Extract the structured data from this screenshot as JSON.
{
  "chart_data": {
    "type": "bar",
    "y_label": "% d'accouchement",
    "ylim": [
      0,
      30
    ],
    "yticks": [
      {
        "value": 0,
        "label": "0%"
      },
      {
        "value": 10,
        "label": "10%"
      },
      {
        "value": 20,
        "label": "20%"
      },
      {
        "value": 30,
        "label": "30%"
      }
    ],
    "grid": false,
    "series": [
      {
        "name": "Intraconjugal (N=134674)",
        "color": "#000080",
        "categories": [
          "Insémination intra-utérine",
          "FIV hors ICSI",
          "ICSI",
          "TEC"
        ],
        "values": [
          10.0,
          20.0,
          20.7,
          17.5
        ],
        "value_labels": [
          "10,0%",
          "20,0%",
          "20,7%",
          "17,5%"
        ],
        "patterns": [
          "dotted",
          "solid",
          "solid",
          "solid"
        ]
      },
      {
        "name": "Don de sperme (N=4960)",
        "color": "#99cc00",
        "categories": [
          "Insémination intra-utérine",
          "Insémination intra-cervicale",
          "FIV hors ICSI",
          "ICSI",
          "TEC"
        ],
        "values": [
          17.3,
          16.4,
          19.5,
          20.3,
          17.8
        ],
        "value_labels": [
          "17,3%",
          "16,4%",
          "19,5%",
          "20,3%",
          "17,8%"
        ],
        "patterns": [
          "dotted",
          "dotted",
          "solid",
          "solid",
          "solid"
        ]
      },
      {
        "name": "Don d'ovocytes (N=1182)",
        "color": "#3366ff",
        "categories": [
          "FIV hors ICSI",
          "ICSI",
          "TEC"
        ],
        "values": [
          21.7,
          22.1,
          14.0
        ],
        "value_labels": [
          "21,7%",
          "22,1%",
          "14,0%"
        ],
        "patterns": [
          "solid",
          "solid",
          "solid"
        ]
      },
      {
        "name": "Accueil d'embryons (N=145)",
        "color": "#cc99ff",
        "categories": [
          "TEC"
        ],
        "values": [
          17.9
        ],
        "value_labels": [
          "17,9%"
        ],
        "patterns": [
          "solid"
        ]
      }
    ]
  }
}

^^^^^^^^^^^^^^^^

Goal: All of the entries need to be reproduced exactly; please write them out.

Answer to this problem:
Extract the structured data from this screenshot as JSON.
{
  "chart_data": {
    "type": "bar",
    "y_label": "% d'accouchement",
    "ylim": [
      0,
      30
    ],
    "yticks": [
      {
        "value": 0,
        "label": "0%"
      },
      {
        "value": 10,
        "label": "10%"
      },
      {
        "value": 20,
        "label": "20%"
      },
      {
        "value": 30,
        "label": "30%"
      }
    ],
    "grid": false,
    "series": [
      {
        "name": "Intraconjugal (N=134674)",
        "color": "#000080",
        "categories": [
          "Insémination intra-utérine",
          "FIV hors ICSI",
          "ICSI",
          "TEC"
        ],
        "values": [
          10.0,
          20.0,
          20.7,
          17.5
        ],
        "value_labels": [
          "10,0%",
          "20,0%",
          "20,7%",
          "17,5%"
        ],
        "patterns": [
          "dotted",
          "solid",
          "solid",
          "solid"
        ]
      },
      {
        "name": "Don de sperme (N=4960)",
        "color": "#99cc00",
        "categories": [
          "Insémination intra-utérine",
          "Insémination intra-cervicale",
          "FIV hors ICSI",
          "ICSI",
          "TEC"
        ],
        "values": [
          17.3,
          16.4,
          19.5,
          20.3,
          17.8
        ],
        "value_labels": [
          "17,3%",
          "16,4%",
          "19,5%",
          "20,3%",
          "17,8%"
        ],
        "patterns": [
          "dotted",
          "dotted",
          "solid",
          "solid",
          "solid"
        ]
      },
      {
        "name": "Don d'ovocytes (N=1182)",
        "color": "#3366ff",
        "categories": [
          "FIV hors ICSI",
          "ICSI",
          "TEC"
        ],
        "values": [
          21.7,
          22.1,
          14.0
        ],
        "value_labels": [
          "21,7%",
          "22,1%",
          "14,0%"
        ],
        "patterns": [
          "solid",
          "solid",
          "solid"
        ]
      },
      {
        "name": "Accueil d'embryons (N=145)",
        "color": "#cc99ff",
        "categories": [
          "TEC"
        ],
        "values": [
          17.9
        ],
        "value_labels": [
          "17,9%"
        ],
        "patterns": [
          "solid"
        ]
      }
    ]
  }
}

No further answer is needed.